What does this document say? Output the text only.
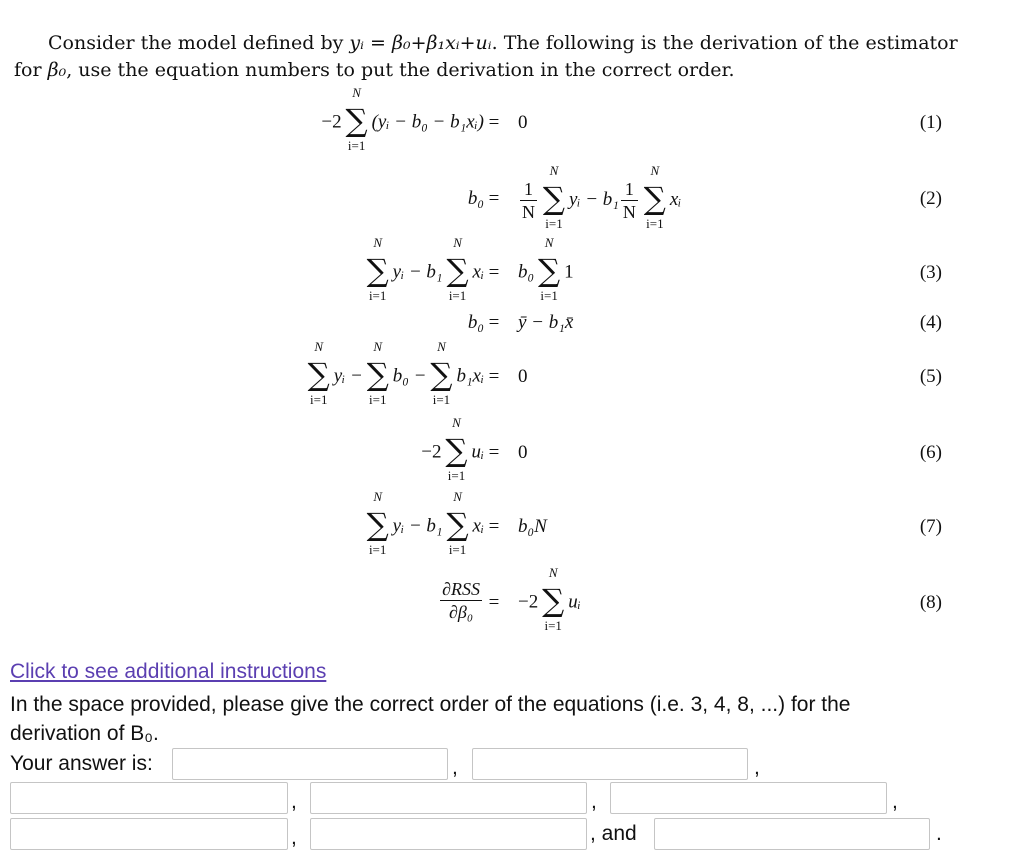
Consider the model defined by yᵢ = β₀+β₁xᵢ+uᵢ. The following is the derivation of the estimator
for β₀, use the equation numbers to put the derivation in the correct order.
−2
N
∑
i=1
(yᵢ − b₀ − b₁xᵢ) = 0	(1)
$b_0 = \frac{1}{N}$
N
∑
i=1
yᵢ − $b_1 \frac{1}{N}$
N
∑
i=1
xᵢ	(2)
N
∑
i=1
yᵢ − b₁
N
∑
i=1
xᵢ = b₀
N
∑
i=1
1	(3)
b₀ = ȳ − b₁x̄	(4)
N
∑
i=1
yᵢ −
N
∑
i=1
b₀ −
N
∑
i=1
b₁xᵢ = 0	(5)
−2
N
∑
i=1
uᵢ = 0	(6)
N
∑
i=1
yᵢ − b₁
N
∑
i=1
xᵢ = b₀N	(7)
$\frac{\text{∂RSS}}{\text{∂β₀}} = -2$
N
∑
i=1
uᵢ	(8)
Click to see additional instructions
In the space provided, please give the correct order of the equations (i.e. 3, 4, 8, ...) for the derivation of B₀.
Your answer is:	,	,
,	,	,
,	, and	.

---

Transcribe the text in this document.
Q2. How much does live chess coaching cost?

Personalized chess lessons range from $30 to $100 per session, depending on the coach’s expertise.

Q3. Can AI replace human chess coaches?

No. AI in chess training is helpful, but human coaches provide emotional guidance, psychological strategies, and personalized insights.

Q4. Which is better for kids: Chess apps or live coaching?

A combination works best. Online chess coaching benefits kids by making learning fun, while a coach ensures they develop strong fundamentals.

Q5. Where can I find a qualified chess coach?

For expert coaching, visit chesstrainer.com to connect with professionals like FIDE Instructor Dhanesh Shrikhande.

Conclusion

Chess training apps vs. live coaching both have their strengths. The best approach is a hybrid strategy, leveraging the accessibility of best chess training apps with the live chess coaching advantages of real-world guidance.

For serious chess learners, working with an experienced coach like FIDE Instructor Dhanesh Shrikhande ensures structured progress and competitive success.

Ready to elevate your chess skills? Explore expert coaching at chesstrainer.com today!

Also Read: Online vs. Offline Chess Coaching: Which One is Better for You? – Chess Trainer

Given problem: Pick out all lines containing the string "human".

The result:
Q3. Can AI replace human chess coaches?
No. AI in chess training is helpful, but human coaches provide emotional guidance, psychological strategies, and personalized insights.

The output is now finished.